-- Given instruction --
Transcribe the records below exactly as they appear.

_ _ _

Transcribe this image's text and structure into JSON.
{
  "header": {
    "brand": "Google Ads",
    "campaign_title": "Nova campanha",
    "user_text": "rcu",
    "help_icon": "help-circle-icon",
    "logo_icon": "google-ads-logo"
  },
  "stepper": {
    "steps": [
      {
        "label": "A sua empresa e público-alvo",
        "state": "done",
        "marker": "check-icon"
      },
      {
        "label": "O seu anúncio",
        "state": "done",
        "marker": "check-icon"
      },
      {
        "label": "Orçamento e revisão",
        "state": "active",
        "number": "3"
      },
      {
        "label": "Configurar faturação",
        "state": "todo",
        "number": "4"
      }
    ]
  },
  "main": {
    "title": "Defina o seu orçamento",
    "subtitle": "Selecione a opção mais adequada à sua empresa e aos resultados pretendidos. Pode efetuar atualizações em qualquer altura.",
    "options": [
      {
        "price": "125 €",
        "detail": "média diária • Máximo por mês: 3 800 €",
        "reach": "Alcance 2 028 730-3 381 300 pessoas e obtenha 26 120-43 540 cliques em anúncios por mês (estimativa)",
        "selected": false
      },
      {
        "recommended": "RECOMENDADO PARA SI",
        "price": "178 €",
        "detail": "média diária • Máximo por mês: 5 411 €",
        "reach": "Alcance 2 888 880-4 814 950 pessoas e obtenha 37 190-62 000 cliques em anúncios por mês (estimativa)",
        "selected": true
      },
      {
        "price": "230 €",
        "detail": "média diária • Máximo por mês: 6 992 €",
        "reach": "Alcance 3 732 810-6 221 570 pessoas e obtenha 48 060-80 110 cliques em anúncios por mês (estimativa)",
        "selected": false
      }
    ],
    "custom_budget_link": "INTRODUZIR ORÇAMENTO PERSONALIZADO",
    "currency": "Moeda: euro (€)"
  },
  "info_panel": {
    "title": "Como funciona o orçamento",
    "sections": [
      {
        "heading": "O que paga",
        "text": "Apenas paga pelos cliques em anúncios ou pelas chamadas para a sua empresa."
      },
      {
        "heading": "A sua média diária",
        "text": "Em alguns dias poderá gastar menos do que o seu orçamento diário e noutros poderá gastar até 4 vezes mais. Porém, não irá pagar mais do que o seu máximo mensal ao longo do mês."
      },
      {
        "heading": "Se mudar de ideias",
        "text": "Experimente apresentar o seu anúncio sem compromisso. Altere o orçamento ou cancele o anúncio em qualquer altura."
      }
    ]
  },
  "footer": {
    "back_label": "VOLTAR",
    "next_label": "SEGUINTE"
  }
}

_ _ _

-- Problem solution --
Transcribe this image's text and structure into JSON.
{
  "header": {
    "brand": "Google Ads",
    "campaign_title": "Nova campanha",
    "user_text": "rcu",
    "help_icon": "help-circle-icon",
    "logo_icon": "google-ads-logo"
  },
  "stepper": {
    "steps": [
      {
        "label": "A sua empresa e público-alvo",
        "state": "done",
        "marker": "check-icon"
      },
      {
        "label": "O seu anúncio",
        "state": "done",
        "marker": "check-icon"
      },
      {
        "label": "Orçamento e revisão",
        "state": "active",
        "number": "3"
      },
      {
        "label": "Configurar faturação",
        "state": "todo",
        "number": "4"
      }
    ]
  },
  "main": {
    "title": "Defina o seu orçamento",
    "subtitle": "Selecione a opção mais adequada à sua empresa e aos resultados pretendidos. Pode efetuar atualizações em qualquer altura.",
    "options": [
      {
        "price": "125 €",
        "detail": "média diária • Máximo por mês: 3 800 €",
        "reach": "Alcance 2 028 730-3 381 300 pessoas e obtenha 26 120-43 540 cliques em anúncios por mês (estimativa)",
        "selected": false
      },
      {
        "recommended": "RECOMENDADO PARA SI",
        "price": "178 €",
        "detail": "média diária • Máximo por mês: 5 411 €",
        "reach": "Alcance 2 888 880-4 814 950 pessoas e obtenha 37 190-62 000 cliques em anúncios por mês (estimativa)",
        "selected": true
      },
      {
        "price": "230 €",
        "detail": "média diária • Máximo por mês: 6 992 €",
        "reach": "Alcance 3 732 810-6 221 570 pessoas e obtenha 48 060-80 110 cliques em anúncios por mês (estimativa)",
        "selected": false
      }
    ],
    "custom_budget_link": "INTRODUZIR ORÇAMENTO PERSONALIZADO",
    "currency": "Moeda: euro (€)"
  },
  "info_panel": {
    "title": "Como funciona o orçamento",
    "sections": [
      {
        "heading": "O que paga",
        "text": "Apenas paga pelos cliques em anúncios ou pelas chamadas para a sua empresa."
      },
      {
        "heading": "A sua média diária",
        "text": "Em alguns dias poderá gastar menos do que o seu orçamento diário e noutros poderá gastar até 4 vezes mais. Porém, não irá pagar mais do que o seu máximo mensal ao longo do mês."
      },
      {
        "heading": "Se mudar de ideias",
        "text": "Experimente apresentar o seu anúncio sem compromisso. Altere o orçamento ou cancele o anúncio em qualquer altura."
      }
    ]
  },
  "footer": {
    "back_label": "VOLTAR",
    "next_label": "SEGUINTE"
  }
}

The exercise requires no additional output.